• [Objective]:
Reproduce the following entries line for line without changing anything, and leave out the pictures.
[start]
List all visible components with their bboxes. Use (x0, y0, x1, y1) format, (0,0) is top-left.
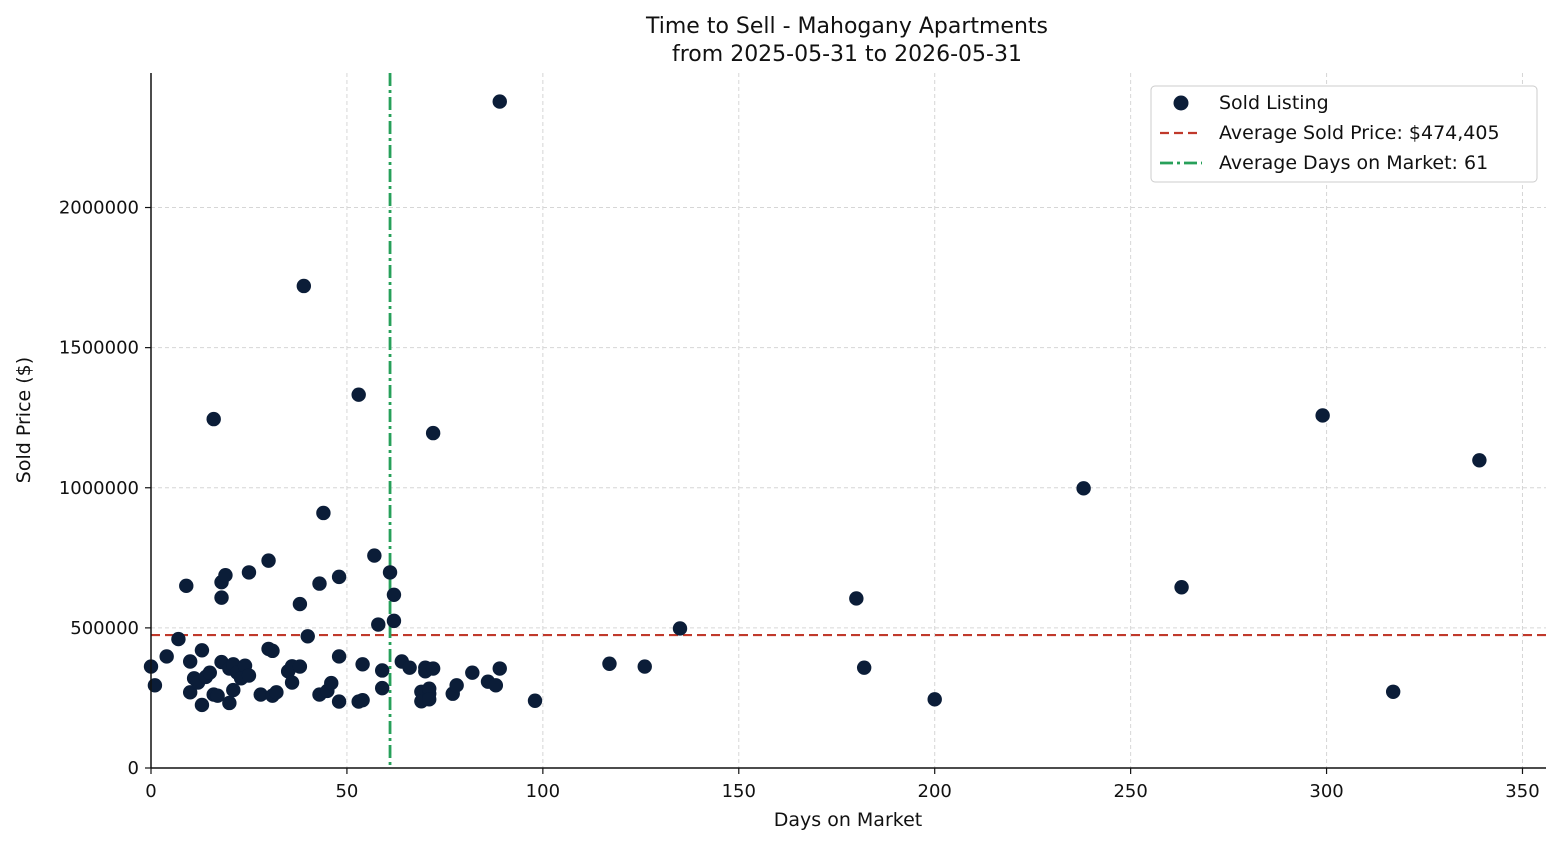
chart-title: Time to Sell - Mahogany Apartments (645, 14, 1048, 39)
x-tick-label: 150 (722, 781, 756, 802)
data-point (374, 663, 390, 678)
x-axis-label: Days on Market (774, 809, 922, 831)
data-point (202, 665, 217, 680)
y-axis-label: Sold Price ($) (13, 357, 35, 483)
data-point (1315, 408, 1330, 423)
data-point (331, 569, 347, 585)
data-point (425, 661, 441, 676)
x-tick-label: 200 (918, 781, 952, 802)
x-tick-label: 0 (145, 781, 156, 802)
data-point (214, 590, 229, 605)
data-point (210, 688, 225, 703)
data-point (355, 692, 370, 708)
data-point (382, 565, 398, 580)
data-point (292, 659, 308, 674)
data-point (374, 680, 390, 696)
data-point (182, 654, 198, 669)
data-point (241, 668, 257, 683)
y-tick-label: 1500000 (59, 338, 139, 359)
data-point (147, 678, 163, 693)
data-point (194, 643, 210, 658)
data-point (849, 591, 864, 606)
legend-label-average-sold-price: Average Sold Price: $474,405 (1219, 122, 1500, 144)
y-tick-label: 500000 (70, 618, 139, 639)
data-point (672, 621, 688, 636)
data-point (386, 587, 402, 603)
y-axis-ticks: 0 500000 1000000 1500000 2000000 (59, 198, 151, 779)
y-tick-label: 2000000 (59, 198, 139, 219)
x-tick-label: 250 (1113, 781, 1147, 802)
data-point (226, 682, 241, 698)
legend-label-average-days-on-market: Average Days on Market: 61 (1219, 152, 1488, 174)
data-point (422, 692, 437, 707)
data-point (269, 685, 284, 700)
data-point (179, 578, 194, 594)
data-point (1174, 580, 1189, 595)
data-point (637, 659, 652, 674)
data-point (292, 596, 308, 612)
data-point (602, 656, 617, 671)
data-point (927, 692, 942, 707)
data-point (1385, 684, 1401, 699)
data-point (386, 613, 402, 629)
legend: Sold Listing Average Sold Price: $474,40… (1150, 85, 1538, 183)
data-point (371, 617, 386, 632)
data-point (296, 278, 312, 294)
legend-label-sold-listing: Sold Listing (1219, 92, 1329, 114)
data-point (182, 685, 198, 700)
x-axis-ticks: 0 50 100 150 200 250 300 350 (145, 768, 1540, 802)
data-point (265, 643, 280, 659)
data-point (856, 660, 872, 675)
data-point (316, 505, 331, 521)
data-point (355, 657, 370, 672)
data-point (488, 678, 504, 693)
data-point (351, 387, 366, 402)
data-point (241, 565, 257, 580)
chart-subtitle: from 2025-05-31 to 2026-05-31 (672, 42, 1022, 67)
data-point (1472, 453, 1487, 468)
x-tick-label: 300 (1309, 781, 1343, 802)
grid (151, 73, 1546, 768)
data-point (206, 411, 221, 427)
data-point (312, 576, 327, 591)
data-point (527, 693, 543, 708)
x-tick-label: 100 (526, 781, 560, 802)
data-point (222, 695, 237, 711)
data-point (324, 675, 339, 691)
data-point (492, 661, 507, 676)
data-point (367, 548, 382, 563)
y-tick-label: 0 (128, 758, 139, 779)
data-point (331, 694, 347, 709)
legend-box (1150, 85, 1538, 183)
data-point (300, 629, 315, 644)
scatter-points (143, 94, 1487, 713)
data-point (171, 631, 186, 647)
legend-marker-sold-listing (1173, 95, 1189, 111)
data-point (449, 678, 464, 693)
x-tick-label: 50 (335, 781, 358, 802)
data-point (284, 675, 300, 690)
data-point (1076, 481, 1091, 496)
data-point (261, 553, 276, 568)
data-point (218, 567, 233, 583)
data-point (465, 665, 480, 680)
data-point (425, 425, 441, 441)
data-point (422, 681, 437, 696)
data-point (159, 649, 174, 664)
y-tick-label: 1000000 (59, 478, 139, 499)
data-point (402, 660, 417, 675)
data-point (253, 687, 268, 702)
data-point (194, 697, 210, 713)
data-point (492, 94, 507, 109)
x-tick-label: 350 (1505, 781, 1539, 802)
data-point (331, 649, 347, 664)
[end]
• [Result]:
List all visible components with their bboxes. Use (x0, y0, x1, y1) format, (0,0) is top-left.
chart-title: Time to Sell - Mahogany Apartments (645, 14, 1048, 39)
x-tick-label: 150 (722, 781, 756, 802)
data-point (374, 663, 390, 678)
x-axis-label: Days on Market (774, 809, 922, 831)
data-point (202, 665, 217, 680)
y-axis-label: Sold Price ($) (13, 357, 35, 483)
data-point (1315, 408, 1330, 423)
data-point (331, 569, 347, 585)
data-point (425, 661, 441, 676)
x-tick-label: 200 (918, 781, 952, 802)
x-tick-label: 0 (145, 781, 156, 802)
data-point (214, 590, 229, 605)
data-point (210, 688, 225, 703)
data-point (355, 692, 370, 708)
data-point (382, 565, 398, 580)
data-point (292, 659, 308, 674)
data-point (374, 680, 390, 696)
data-point (182, 654, 198, 669)
data-point (241, 668, 257, 683)
y-tick-label: 1500000 (59, 338, 139, 359)
data-point (147, 678, 163, 693)
data-point (194, 643, 210, 658)
data-point (849, 591, 864, 606)
legend-label-average-sold-price: Average Sold Price: $474,405 (1219, 122, 1500, 144)
y-tick-label: 500000 (70, 618, 139, 639)
data-point (672, 621, 688, 636)
data-point (386, 587, 402, 603)
y-axis-ticks: 0 500000 1000000 1500000 2000000 (59, 198, 151, 779)
y-tick-label: 2000000 (59, 198, 139, 219)
x-tick-label: 250 (1113, 781, 1147, 802)
data-point (226, 682, 241, 698)
legend-label-average-days-on-market: Average Days on Market: 61 (1219, 152, 1488, 174)
data-point (422, 692, 437, 707)
data-point (269, 685, 284, 700)
data-point (179, 578, 194, 594)
data-point (1174, 580, 1189, 595)
data-point (637, 659, 652, 674)
data-point (292, 596, 308, 612)
data-point (602, 656, 617, 671)
data-point (927, 692, 942, 707)
data-point (1385, 684, 1401, 699)
data-point (386, 613, 402, 629)
legend: Sold Listing Average Sold Price: $474,40… (1150, 85, 1538, 183)
data-point (371, 617, 386, 632)
data-point (296, 278, 312, 294)
legend-label-sold-listing: Sold Listing (1219, 92, 1329, 114)
data-point (182, 685, 198, 700)
x-axis-ticks: 0 50 100 150 200 250 300 350 (145, 768, 1540, 802)
data-point (265, 643, 280, 659)
data-point (856, 660, 872, 675)
data-point (316, 505, 331, 521)
data-point (355, 657, 370, 672)
data-point (488, 678, 504, 693)
data-point (351, 387, 366, 402)
data-point (241, 565, 257, 580)
chart-subtitle: from 2025-05-31 to 2026-05-31 (672, 42, 1022, 67)
data-point (1472, 453, 1487, 468)
x-tick-label: 300 (1309, 781, 1343, 802)
grid (151, 73, 1546, 768)
data-point (206, 411, 221, 427)
data-point (312, 576, 327, 591)
data-point (527, 693, 543, 708)
x-tick-label: 100 (526, 781, 560, 802)
data-point (222, 695, 237, 711)
data-point (324, 675, 339, 691)
data-point (492, 661, 507, 676)
data-point (367, 548, 382, 563)
y-tick-label: 0 (128, 758, 139, 779)
data-point (331, 694, 347, 709)
legend-box (1150, 85, 1538, 183)
data-point (300, 629, 315, 644)
scatter-points (143, 94, 1487, 713)
data-point (171, 631, 186, 647)
legend-marker-sold-listing (1173, 95, 1189, 111)
data-point (449, 678, 464, 693)
x-tick-label: 50 (335, 781, 358, 802)
data-point (284, 675, 300, 690)
data-point (1076, 481, 1091, 496)
data-point (261, 553, 276, 568)
data-point (218, 567, 233, 583)
data-point (465, 665, 480, 680)
data-point (425, 425, 441, 441)
data-point (422, 681, 437, 696)
data-point (159, 649, 174, 664)
y-tick-label: 1000000 (59, 478, 139, 499)
data-point (402, 660, 417, 675)
data-point (253, 687, 268, 702)
data-point (194, 697, 210, 713)
data-point (492, 94, 507, 109)
x-tick-label: 350 (1505, 781, 1539, 802)
data-point (331, 649, 347, 664)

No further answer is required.